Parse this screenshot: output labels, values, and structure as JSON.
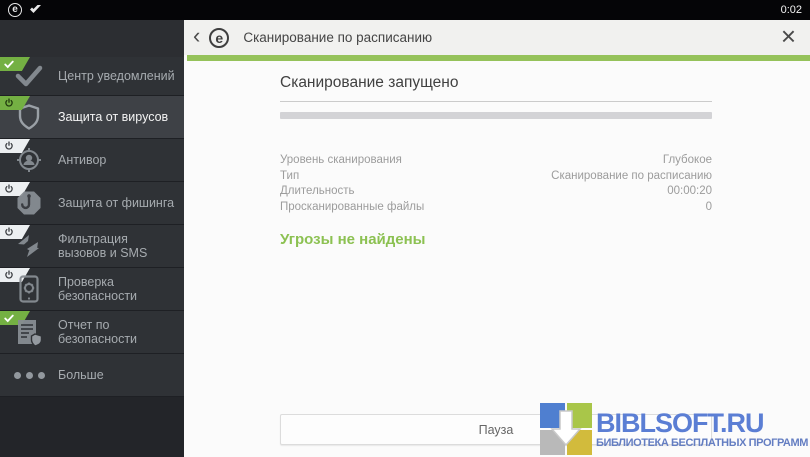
{
  "status_bar": {
    "time": "0:02",
    "icons": [
      "eset-logo-icon",
      "check-flag-icon"
    ]
  },
  "header": {
    "title": "Сканирование по расписанию",
    "back_icon": "chevron-left",
    "logo": "e",
    "close_icon": "x"
  },
  "sidebar": {
    "items": [
      {
        "label": "Центр уведомлений",
        "badge": "check-green",
        "icon": "checkmark",
        "selected": false
      },
      {
        "label": "Защита от вирусов",
        "badge": "power-green",
        "icon": "shield",
        "selected": true
      },
      {
        "label": "Антивор",
        "badge": "power-white",
        "icon": "target-person",
        "selected": false
      },
      {
        "label": "Защита от фишинга",
        "badge": "power-white",
        "icon": "octagon-hook",
        "selected": false
      },
      {
        "label": "Фильтрация вызовов и SMS",
        "badge": "power-white",
        "icon": "call-arrows",
        "selected": false
      },
      {
        "label": "Проверка безопасности",
        "badge": "power-white",
        "icon": "phone-gear",
        "selected": false
      },
      {
        "label": "Отчет по безопасности",
        "badge": "check-green",
        "icon": "report-shield",
        "selected": false
      },
      {
        "label": "Больше",
        "badge": "none",
        "icon": "three-dots",
        "selected": false
      }
    ]
  },
  "main": {
    "title": "Сканирование запущено",
    "details": [
      {
        "label": "Уровень сканирования",
        "value": "Глубокое"
      },
      {
        "label": "Тип",
        "value": "Сканирование по расписанию"
      },
      {
        "label": "Длительность",
        "value": "00:00:20"
      },
      {
        "label": "Просканированные файлы",
        "value": "0"
      }
    ],
    "status_message": "Угрозы не найдены",
    "pause_button": "Пауза"
  },
  "watermark": {
    "title": "BIBLSOFT.RU",
    "subtitle": "БИБЛИОТЕКА БЕСПЛАТНЫХ ПРОГРАММ"
  },
  "colors": {
    "accent_green": "#95c25a",
    "badge_green": "#74b043",
    "status_message_green": "#8cc152",
    "sidebar_bg": "#2f3236",
    "sidebar_selected_bg": "#3e4146",
    "watermark_blue": "#5b7ed4"
  }
}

****************

* [INSTRUCTION]: In the entries above, identify each line that includes the string "расписанию", then copy it.

* [THE RESULT]:
    "title": "Сканирование по расписанию",
        "value": "Сканирование по расписанию"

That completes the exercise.